Count how many lines hold the word "MHWs" and give that number as the whole answer.

'''

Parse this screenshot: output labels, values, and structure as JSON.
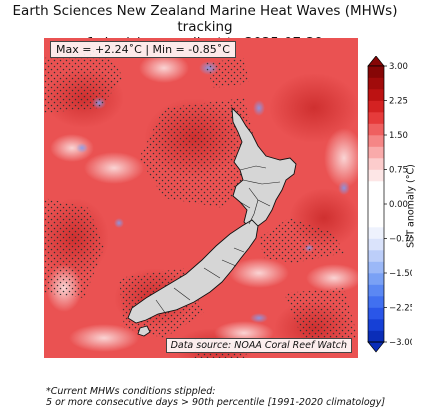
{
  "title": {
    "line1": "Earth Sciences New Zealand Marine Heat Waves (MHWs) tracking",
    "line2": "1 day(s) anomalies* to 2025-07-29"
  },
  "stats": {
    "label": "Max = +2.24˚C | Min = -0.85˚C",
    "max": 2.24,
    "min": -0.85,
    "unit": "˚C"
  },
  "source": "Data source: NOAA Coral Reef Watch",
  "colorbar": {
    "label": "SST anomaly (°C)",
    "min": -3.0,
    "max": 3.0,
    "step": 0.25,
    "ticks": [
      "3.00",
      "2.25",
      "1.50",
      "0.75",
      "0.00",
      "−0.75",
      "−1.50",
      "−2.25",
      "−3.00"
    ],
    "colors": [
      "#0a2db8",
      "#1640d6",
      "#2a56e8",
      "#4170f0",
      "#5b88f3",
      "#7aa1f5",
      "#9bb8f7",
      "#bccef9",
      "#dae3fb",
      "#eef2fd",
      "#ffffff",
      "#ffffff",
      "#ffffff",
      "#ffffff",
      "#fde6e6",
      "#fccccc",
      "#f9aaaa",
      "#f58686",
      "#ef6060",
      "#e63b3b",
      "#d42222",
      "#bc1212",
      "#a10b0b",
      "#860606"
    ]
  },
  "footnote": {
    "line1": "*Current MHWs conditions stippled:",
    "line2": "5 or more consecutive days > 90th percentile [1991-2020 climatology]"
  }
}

'''

_Answer for the task:_ 2